Below are entries. Pull out all lines containing "name".
========
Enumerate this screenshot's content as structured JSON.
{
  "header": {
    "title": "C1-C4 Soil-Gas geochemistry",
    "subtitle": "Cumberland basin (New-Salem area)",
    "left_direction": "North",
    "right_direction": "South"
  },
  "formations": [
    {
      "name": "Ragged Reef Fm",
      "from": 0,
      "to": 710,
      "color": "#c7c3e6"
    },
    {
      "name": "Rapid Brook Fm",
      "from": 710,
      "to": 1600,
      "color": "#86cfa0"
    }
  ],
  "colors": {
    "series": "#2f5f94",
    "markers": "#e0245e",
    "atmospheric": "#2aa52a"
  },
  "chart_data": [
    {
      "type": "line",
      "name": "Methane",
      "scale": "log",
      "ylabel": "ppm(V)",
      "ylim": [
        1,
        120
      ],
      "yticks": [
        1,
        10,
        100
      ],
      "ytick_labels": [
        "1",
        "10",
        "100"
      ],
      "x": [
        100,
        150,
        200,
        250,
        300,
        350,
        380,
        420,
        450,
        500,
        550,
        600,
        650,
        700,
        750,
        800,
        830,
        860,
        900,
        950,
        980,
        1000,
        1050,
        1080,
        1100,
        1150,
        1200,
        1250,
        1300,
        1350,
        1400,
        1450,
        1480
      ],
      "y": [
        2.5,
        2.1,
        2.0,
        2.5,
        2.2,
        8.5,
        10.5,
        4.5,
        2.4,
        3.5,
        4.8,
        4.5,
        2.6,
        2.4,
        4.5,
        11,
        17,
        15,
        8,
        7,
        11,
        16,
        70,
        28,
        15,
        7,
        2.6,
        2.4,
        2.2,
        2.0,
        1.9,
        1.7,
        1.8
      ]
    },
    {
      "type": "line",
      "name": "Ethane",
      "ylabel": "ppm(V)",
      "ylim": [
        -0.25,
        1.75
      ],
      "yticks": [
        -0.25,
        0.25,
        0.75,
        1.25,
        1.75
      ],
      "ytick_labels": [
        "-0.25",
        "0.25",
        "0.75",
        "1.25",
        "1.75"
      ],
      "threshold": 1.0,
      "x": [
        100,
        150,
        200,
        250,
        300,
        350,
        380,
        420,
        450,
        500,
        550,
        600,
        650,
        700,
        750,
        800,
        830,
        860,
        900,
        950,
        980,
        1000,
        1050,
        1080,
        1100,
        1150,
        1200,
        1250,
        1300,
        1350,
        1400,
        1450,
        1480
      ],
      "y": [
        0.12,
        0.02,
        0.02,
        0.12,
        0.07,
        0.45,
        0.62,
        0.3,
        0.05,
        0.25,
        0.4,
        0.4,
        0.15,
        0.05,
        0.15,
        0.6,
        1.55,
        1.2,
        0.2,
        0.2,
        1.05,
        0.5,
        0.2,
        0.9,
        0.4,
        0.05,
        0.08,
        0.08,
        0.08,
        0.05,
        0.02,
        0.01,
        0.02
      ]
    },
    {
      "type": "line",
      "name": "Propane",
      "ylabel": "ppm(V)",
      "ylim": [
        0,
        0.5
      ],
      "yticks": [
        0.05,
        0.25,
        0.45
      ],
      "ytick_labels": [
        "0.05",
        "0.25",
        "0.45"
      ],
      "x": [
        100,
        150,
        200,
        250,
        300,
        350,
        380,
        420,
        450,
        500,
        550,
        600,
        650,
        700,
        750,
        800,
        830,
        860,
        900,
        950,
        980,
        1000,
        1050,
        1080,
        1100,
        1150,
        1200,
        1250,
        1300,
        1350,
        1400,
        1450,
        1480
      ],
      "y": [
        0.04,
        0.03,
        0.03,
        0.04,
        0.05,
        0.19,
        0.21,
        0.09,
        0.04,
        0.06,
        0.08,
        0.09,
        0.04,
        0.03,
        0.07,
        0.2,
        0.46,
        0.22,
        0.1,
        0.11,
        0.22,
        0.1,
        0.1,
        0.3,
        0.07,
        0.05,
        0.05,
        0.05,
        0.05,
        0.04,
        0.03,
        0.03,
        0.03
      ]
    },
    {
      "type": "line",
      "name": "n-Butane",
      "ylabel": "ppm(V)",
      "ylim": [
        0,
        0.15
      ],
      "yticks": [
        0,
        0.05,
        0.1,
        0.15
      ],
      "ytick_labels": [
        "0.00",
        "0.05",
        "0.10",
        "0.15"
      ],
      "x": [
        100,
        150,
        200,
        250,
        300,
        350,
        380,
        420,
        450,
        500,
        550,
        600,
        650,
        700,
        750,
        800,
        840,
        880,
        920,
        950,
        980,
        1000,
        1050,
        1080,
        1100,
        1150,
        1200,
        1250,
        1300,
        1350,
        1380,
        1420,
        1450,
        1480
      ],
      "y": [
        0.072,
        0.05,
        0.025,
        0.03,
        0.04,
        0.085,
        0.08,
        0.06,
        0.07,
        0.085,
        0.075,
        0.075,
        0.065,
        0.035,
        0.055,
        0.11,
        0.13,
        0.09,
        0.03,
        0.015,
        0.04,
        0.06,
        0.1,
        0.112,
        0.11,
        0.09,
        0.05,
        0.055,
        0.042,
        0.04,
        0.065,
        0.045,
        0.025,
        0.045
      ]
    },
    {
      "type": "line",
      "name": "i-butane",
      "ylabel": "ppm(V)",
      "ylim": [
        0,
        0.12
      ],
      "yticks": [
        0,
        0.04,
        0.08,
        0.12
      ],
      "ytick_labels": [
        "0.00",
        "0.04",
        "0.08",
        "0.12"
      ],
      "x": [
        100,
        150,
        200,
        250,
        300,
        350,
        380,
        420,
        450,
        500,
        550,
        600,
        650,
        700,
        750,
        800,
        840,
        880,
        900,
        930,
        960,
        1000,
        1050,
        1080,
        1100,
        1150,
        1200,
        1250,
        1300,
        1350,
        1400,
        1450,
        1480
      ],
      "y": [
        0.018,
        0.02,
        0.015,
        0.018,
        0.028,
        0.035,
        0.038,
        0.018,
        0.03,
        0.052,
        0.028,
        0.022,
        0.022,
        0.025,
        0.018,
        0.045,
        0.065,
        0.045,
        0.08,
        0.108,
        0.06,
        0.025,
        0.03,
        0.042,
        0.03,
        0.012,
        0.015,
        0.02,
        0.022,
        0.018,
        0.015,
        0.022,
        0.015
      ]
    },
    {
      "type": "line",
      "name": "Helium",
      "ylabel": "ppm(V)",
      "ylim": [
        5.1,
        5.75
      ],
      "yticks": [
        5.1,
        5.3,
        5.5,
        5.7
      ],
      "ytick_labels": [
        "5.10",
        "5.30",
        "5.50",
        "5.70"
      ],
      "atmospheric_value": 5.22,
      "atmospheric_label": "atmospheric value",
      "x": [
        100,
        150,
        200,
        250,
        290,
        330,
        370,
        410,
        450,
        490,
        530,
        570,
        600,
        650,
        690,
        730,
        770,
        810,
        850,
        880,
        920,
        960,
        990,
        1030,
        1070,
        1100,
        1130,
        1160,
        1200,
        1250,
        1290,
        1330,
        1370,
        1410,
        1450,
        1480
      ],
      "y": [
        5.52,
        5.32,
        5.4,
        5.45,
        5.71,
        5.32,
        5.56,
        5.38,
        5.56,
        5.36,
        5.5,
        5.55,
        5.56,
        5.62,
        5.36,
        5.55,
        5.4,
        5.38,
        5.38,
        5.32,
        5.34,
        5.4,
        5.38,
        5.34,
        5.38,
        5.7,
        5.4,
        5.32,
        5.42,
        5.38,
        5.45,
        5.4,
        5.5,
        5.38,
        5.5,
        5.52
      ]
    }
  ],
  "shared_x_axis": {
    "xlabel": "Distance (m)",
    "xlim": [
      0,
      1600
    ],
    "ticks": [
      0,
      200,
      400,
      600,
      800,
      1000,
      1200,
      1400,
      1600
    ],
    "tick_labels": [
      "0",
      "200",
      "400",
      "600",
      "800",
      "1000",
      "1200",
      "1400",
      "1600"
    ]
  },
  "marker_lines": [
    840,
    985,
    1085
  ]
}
========
The output:
      "name": "Ragged Reef Fm",
      "name": "Rapid Brook Fm",
      "name": "Methane",
      "name": "Ethane",
      "name": "Propane",
      "name": "n-Butane",
      "name": "i-butane",
      "name": "Helium",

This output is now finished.